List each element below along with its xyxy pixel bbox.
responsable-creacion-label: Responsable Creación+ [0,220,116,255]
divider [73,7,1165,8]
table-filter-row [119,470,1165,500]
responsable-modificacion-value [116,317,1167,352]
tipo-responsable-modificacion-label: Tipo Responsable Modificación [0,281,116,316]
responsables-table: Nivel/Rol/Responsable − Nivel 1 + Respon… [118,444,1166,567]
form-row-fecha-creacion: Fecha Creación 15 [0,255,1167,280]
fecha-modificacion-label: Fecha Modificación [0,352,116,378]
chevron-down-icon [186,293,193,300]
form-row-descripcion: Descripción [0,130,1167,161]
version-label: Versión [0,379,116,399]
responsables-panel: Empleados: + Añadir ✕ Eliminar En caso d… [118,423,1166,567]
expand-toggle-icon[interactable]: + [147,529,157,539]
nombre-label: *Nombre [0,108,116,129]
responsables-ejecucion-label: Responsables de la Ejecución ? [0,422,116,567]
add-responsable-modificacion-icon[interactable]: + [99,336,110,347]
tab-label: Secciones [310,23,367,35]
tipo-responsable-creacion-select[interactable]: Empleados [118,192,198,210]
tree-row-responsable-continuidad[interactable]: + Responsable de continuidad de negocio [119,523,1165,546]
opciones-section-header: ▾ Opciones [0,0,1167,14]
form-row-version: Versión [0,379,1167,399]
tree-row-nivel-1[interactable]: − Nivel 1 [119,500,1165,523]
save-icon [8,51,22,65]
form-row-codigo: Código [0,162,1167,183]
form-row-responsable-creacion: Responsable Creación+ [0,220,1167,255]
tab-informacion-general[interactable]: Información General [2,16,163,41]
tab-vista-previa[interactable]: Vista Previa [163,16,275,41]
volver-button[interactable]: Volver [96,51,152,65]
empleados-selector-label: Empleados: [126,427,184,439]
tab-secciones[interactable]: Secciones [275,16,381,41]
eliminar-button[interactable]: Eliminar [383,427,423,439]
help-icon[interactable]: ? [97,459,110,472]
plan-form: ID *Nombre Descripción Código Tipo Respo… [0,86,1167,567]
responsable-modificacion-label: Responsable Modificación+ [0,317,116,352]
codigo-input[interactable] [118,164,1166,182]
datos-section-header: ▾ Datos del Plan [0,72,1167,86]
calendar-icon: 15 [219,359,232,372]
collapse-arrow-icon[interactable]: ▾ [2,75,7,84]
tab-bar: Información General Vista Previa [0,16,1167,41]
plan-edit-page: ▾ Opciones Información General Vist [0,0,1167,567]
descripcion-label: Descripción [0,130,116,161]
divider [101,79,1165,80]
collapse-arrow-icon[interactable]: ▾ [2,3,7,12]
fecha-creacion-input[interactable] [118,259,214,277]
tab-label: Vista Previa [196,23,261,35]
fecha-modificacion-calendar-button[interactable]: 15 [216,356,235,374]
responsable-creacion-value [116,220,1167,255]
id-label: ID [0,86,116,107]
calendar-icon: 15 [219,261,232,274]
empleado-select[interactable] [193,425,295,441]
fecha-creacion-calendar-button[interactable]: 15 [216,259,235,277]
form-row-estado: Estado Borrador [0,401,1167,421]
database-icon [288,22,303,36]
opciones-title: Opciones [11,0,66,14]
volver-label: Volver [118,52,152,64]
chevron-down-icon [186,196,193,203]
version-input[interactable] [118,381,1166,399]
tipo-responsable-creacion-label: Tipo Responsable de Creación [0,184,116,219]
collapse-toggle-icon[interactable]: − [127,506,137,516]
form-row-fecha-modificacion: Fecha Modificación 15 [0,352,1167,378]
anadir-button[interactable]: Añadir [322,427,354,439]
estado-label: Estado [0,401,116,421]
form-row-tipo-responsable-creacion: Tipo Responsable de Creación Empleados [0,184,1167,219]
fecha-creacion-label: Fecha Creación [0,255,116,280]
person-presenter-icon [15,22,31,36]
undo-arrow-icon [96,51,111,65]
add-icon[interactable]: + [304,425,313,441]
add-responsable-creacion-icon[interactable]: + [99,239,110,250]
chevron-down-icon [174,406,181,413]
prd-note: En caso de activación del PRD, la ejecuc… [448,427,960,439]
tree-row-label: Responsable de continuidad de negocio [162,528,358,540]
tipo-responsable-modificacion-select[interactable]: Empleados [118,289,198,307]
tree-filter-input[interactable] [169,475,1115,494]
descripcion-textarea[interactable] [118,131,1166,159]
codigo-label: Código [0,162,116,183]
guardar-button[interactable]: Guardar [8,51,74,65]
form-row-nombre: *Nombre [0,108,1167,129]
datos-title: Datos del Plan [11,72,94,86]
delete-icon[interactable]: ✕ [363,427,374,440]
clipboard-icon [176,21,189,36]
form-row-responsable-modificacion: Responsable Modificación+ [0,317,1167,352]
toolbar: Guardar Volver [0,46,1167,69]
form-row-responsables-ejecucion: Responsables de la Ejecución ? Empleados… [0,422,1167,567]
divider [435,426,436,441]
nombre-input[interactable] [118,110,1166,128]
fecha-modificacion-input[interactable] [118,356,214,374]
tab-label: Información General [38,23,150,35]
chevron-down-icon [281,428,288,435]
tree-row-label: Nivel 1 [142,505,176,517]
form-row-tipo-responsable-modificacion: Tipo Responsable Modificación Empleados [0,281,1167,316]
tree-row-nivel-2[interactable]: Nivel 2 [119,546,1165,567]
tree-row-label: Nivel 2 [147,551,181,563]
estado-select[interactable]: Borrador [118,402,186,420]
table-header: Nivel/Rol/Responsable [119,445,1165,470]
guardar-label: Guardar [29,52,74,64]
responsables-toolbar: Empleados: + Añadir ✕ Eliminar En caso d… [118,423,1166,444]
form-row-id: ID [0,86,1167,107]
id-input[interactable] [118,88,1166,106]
= = = =
- _PROBLEM TO SOLVE_
Rewrite all of the data above as a numbered list, leaving out any blank lines.

- _SOLVED EXERCISE_
1. List each element below along with its xyxy pixel bbox.
2. responsable-creacion-label: Responsable Creación+ [0,220,116,255]
3. divider [73,7,1165,8]
4. table-filter-row [119,470,1165,500]
5. responsable-modificacion-value [116,317,1167,352]
6. tipo-responsable-modificacion-label: Tipo Responsable Modificación [0,281,116,316]
7. responsables-table: Nivel/Rol/Responsable − Nivel 1 + Respon… [118,444,1166,567]
8. form-row-fecha-creacion: Fecha Creación 15 [0,255,1167,280]
9. fecha-modificacion-label: Fecha Modificación [0,352,116,378]
10. chevron-down-icon [186,293,193,300]
11. form-row-descripcion: Descripción [0,130,1167,161]
12. version-label: Versión [0,379,116,399]
13. responsables-panel: Empleados: + Añadir ✕ Eliminar En caso d… [118,423,1166,567]
14. expand-toggle-icon[interactable]: + [147,529,157,539]
15. nombre-label: *Nombre [0,108,116,129]
16. responsables-ejecucion-label: Responsables de la Ejecución ? [0,422,116,567]
17. add-responsable-modificacion-icon[interactable]: + [99,336,110,347]
18. tab-label: Secciones [310,23,367,35]
19. tipo-responsable-creacion-select[interactable]: Empleados [118,192,198,210]
20. tree-row-responsable-continuidad[interactable]: + Responsable de continuidad de negocio [119,523,1165,546]
21. opciones-section-header: ▾ Opciones [0,0,1167,14]
22. form-row-version: Versión [0,379,1167,399]
23. tree-row-nivel-1[interactable]: − Nivel 1 [119,500,1165,523]
24. save-icon [8,51,22,65]
25. form-row-codigo: Código [0,162,1167,183]
26. form-row-responsable-creacion: Responsable Creación+ [0,220,1167,255]
27. tab-informacion-general[interactable]: Información General [2,16,163,41]
28. tab-vista-previa[interactable]: Vista Previa [163,16,275,41]
29. volver-button[interactable]: Volver [96,51,152,65]
30. empleados-selector-label: Empleados: [126,427,184,439]
31. tab-secciones[interactable]: Secciones [275,16,381,41]
32. eliminar-button[interactable]: Eliminar [383,427,423,439]
33. help-icon[interactable]: ? [97,459,110,472]
34. plan-form: ID *Nombre Descripción Código Tipo Respo… [0,86,1167,567]
35. responsable-modificacion-label: Responsable Modificación+ [0,317,116,352]
36. codigo-input[interactable] [118,164,1166,182]
37. datos-section-header: ▾ Datos del Plan [0,72,1167,86]
38. calendar-icon: 15 [219,359,232,372]
39. collapse-arrow-icon[interactable]: ▾ [2,75,7,84]
40. tab-bar: Información General Vista Previa [0,16,1167,41]
41. plan-edit-page: ▾ Opciones Información General Vist [0,0,1167,567]
42. descripcion-label: Descripción [0,130,116,161]
43. divider [101,79,1165,80]
44. collapse-arrow-icon[interactable]: ▾ [2,3,7,12]
45. fecha-creacion-input[interactable] [118,259,214,277]
46. tab-label: Vista Previa [196,23,261,35]
47. fecha-modificacion-calendar-button[interactable]: 15 [216,356,235,374]
48. responsable-creacion-value [116,220,1167,255]
49. id-label: ID [0,86,116,107]
50. calendar-icon: 15 [219,261,232,274]
51. empleado-select[interactable] [193,425,295,441]
52. fecha-creacion-calendar-button[interactable]: 15 [216,259,235,277]
53. form-row-estado: Estado Borrador [0,401,1167,421]
54. database-icon [288,22,303,36]
55. opciones-title: Opciones [11,0,66,14]
56. volver-label: Volver [118,52,152,64]
57. chevron-down-icon [186,196,193,203]
58. version-input[interactable] [118,381,1166,399]
59. tipo-responsable-creacion-label: Tipo Responsable de Creación [0,184,116,219]
60. collapse-toggle-icon[interactable]: − [127,506,137,516]
61. form-row-fecha-modificacion: Fecha Modificación 15 [0,352,1167,378]
62. anadir-button[interactable]: Añadir [322,427,354,439]
63. estado-label: Estado [0,401,116,421]
64. form-row-tipo-responsable-creacion: Tipo Responsable de Creación Empleados [0,184,1167,219]
65. fecha-creacion-label: Fecha Creación [0,255,116,280]
66. person-presenter-icon [15,22,31,36]
67. undo-arrow-icon [96,51,111,65]
68. add-icon[interactable]: + [304,425,313,441]
69. add-responsable-creacion-icon[interactable]: + [99,239,110,250]
70. chevron-down-icon [174,406,181,413]
71. prd-note: En caso de activación del PRD, la ejecuc… [448,427,960,439]
72. tree-row-label: Responsable de continuidad de negocio [162,528,358,540]
73. tipo-responsable-modificacion-select[interactable]: Empleados [118,289,198,307]
74. tree-filter-input[interactable] [169,475,1115,494]
75. descripcion-textarea[interactable] [118,131,1166,159]
76. codigo-label: Código [0,162,116,183]
77. guardar-button[interactable]: Guardar [8,51,74,65]
78. form-row-nombre: *Nombre [0,108,1167,129]
79. datos-title: Datos del Plan [11,72,94,86]
80. delete-icon[interactable]: ✕ [363,427,374,440]
81. clipboard-icon [176,21,189,36]
82. form-row-responsable-modificacion: Responsable Modificación+ [0,317,1167,352]
83. toolbar: Guardar Volver [0,46,1167,69]
84. form-row-responsables-ejecucion: Responsables de la Ejecución ? Empleados… [0,422,1167,567]
85. divider [435,426,436,441]
86. nombre-input[interactable] [118,110,1166,128]
87. fecha-modificacion-input[interactable] [118,356,214,374]
88. tab-label: Información General [38,23,150,35]
89. chevron-down-icon [281,428,288,435]
90. tree-row-label: Nivel 1 [142,505,176,517]
91. form-row-tipo-responsable-modificacion: Tipo Responsable Modificación Empleados [0,281,1167,316]
92. tree-row-nivel-2[interactable]: Nivel 2 [119,546,1165,567]
93. tree-row-label: Nivel 2 [147,551,181,563]
94. estado-select[interactable]: Borrador [118,402,186,420]
95. table-header: Nivel/Rol/Responsable [119,445,1165,470]
96. guardar-label: Guardar [29,52,74,64]
97. responsables-toolbar: Empleados: + Añadir ✕ Eliminar En caso d… [118,423,1166,444]
98. form-row-id: ID [0,86,1167,107]
99. id-input[interactable] [118,88,1166,106]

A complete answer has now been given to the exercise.